GOAL: Collect each line containing "musei".

[START OF DATA PROVIDED]

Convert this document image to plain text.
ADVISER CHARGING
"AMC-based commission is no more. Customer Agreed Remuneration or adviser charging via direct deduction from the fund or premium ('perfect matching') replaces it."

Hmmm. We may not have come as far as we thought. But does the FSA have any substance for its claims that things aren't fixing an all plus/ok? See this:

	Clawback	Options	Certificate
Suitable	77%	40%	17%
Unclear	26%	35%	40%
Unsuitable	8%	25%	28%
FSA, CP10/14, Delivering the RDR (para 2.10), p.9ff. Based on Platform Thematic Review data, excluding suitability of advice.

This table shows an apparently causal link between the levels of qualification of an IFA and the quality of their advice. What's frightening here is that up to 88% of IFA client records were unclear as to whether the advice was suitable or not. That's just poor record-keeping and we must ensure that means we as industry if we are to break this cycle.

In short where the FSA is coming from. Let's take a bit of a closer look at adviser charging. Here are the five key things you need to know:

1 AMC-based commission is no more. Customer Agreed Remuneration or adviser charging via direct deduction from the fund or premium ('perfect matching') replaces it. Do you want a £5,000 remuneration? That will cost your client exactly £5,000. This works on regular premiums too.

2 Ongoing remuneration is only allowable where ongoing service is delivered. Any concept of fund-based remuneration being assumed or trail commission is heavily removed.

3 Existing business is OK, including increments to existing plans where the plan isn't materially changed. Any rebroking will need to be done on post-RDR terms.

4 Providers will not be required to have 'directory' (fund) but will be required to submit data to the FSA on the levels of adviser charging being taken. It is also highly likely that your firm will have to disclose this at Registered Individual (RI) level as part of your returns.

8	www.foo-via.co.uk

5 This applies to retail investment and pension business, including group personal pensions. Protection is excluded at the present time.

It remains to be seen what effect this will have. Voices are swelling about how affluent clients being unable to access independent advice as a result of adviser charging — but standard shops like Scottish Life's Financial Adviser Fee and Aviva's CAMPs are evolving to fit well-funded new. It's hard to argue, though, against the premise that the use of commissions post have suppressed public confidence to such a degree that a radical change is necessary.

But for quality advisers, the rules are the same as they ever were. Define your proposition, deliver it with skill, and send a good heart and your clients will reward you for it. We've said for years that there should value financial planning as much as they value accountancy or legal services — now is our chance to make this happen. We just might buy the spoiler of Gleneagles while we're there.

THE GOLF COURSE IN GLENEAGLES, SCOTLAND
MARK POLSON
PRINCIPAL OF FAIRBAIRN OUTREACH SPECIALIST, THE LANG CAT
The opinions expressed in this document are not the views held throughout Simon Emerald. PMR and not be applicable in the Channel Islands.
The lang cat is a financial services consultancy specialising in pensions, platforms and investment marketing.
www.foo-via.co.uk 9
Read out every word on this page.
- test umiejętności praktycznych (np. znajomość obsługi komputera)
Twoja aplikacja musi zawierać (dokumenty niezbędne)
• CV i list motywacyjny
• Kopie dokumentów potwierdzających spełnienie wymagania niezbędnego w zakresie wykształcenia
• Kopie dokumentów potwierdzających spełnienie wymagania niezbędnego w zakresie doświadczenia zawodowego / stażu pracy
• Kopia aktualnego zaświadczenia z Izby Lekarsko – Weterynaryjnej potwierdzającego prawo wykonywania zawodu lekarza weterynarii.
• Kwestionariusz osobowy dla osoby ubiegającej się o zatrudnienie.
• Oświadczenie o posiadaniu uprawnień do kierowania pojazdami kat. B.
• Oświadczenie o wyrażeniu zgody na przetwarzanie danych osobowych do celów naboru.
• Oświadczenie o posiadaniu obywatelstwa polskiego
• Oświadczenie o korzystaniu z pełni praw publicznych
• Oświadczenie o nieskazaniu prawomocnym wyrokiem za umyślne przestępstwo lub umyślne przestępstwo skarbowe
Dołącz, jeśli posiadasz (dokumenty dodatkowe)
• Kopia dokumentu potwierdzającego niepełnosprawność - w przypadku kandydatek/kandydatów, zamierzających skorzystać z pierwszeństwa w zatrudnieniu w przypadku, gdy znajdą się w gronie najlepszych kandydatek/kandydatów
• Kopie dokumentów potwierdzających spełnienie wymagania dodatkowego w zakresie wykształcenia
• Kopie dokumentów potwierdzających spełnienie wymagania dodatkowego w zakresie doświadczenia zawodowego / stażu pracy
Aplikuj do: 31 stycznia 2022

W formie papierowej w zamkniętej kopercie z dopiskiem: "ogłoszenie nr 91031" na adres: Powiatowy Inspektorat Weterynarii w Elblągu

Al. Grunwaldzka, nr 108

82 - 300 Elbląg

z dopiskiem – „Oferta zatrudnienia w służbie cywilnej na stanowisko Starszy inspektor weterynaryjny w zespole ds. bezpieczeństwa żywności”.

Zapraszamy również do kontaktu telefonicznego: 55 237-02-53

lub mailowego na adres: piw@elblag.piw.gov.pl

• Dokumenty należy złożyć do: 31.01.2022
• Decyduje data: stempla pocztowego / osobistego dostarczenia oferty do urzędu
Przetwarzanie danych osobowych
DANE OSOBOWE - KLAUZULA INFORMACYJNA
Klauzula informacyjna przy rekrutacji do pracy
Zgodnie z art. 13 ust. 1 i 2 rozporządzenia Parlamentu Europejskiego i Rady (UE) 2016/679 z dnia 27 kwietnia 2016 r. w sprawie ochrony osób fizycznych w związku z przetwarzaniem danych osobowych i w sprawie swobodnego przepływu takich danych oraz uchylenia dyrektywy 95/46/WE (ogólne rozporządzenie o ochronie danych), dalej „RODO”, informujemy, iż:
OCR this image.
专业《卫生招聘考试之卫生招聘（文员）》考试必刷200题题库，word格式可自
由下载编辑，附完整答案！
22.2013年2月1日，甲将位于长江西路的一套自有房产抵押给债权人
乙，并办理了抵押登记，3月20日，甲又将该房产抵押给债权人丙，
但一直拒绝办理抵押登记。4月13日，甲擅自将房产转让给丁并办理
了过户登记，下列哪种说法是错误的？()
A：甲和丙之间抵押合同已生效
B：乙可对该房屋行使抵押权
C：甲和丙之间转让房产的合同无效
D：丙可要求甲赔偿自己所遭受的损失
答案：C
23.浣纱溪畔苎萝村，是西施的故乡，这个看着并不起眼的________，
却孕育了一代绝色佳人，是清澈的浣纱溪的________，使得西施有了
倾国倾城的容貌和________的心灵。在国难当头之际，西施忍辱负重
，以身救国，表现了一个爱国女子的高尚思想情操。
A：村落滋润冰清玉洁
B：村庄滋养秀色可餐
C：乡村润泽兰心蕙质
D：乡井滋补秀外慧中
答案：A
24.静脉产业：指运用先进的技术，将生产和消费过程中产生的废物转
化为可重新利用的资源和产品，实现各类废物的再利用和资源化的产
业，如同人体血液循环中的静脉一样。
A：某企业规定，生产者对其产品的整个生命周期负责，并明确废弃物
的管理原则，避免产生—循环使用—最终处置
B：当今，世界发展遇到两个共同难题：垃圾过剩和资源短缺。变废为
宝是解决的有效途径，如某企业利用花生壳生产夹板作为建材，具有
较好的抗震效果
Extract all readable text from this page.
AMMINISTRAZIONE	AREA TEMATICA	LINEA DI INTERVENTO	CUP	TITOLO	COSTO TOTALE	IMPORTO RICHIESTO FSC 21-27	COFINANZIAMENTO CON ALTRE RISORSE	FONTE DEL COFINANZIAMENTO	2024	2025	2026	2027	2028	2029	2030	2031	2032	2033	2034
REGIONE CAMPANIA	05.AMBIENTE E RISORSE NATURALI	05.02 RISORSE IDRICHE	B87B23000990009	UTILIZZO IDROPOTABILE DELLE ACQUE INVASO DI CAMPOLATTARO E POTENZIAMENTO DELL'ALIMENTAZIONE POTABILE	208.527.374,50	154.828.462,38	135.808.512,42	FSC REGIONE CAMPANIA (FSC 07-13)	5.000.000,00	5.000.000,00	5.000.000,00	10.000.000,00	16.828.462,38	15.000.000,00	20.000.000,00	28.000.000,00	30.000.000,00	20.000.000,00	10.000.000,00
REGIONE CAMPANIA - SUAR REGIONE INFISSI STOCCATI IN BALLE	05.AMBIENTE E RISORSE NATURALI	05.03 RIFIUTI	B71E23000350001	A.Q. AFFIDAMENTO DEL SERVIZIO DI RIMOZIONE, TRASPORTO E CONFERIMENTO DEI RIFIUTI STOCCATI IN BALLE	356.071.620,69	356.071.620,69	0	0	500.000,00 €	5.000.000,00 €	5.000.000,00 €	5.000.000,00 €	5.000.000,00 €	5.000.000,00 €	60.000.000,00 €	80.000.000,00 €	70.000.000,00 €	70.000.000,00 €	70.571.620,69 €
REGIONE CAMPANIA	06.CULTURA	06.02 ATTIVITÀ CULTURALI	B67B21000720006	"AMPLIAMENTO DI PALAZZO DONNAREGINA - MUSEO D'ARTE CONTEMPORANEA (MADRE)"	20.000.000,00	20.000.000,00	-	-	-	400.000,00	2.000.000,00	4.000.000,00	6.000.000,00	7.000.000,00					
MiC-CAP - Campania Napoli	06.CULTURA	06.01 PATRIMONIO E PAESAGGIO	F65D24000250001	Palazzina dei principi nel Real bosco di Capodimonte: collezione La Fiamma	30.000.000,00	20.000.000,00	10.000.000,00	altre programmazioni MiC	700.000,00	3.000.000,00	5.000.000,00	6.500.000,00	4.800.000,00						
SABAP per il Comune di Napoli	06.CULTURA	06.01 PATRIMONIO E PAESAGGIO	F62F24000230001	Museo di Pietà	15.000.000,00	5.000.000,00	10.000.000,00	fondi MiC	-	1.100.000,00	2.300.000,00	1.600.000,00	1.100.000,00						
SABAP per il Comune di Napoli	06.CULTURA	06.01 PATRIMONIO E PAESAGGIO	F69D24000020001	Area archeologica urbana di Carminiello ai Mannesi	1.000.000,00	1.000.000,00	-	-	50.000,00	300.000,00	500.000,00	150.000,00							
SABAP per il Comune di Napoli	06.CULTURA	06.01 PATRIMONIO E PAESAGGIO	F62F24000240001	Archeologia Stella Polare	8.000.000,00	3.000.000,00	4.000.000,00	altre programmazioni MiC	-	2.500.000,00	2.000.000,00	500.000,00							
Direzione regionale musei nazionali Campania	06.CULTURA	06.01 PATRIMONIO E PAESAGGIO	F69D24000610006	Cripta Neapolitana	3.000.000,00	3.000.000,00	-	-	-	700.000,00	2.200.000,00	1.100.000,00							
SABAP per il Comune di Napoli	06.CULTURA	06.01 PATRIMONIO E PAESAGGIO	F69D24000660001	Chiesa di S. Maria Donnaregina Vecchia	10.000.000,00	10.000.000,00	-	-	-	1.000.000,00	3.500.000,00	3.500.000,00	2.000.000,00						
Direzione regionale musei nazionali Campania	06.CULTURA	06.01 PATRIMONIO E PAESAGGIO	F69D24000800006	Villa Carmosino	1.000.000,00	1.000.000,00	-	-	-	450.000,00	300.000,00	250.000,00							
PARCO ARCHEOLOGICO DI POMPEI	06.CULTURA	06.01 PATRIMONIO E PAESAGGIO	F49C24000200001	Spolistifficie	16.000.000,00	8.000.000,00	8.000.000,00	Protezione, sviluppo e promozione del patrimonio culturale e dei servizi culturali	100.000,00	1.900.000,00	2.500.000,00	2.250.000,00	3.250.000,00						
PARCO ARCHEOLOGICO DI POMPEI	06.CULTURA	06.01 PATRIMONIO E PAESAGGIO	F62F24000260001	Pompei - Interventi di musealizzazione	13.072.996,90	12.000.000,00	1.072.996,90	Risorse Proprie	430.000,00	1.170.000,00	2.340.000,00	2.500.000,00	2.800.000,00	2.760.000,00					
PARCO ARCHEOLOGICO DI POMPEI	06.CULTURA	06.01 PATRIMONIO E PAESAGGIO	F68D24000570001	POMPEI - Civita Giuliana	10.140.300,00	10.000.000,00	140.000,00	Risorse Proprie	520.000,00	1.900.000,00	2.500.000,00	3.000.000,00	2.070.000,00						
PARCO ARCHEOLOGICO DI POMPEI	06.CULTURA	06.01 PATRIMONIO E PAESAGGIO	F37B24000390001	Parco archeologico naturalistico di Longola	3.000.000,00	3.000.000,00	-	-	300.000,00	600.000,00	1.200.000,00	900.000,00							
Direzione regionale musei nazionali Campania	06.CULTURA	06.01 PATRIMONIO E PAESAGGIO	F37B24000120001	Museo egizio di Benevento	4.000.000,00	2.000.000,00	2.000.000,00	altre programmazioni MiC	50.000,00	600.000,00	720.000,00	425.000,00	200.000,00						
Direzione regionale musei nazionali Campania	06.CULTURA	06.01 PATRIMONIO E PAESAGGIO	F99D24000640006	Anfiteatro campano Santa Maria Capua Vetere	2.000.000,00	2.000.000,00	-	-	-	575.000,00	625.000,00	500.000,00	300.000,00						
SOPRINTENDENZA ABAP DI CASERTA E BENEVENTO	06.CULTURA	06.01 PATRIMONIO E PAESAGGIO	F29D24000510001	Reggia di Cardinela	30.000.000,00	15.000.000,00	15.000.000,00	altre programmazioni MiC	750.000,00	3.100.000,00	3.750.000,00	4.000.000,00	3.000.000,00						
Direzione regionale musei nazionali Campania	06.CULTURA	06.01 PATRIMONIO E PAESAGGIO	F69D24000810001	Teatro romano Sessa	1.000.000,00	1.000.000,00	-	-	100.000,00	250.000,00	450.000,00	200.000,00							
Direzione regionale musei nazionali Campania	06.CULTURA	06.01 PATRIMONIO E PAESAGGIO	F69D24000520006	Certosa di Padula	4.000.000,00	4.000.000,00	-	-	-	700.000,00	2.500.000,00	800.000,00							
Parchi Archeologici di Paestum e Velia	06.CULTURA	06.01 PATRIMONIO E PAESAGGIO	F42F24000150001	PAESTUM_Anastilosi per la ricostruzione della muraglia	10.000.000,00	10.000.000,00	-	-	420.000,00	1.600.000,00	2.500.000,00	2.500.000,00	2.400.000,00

[END OF DATA PROVIDED]

SOLVED EXERCISE:
Direzione regionale musei nazionali Campania	06.CULTURA	06.01 PATRIMONIO E PAESAGGIO	F69D24000610006	Cripta Neapolitana	3.000.000,00	3.000.000,00	-	-	-	700.000,00	2.200.000,00	1.100.000,00							
Direzione regionale musei nazionali Campania	06.CULTURA	06.01 PATRIMONIO E PAESAGGIO	F69D24000800006	Villa Carmosino	1.000.000,00	1.000.000,00	-	-	-	450.000,00	300.000,00	250.000,00							
Direzione regionale musei nazionali Campania	06.CULTURA	06.01 PATRIMONIO E PAESAGGIO	F37B24000120001	Museo egizio di Benevento	4.000.000,00	2.000.000,00	2.000.000,00	altre programmazioni MiC	50.000,00	600.000,00	720.000,00	425.000,00	200.000,00						
Direzione regionale musei nazionali Campania	06.CULTURA	06.01 PATRIMONIO E PAESAGGIO	F99D24000640006	Anfiteatro campano Santa Maria Capua Vetere	2.000.000,00	2.000.000,00	-	-	-	575.000,00	625.000,00	500.000,00	300.000,00						
Direzione regionale musei nazionali Campania	06.CULTURA	06.01 PATRIMONIO E PAESAGGIO	F69D24000810001	Teatro romano Sessa	1.000.000,00	1.000.000,00	-	-	100.000,00	250.000,00	450.000,00	200.000,00							
Direzione regionale musei nazionali Campania	06.CULTURA	06.01 PATRIMONIO E PAESAGGIO	F69D24000520006	Certosa di Padula	4.000.000,00	4.000.000,00	-	-	-	700.000,00	2.500.000,00	800.000,00							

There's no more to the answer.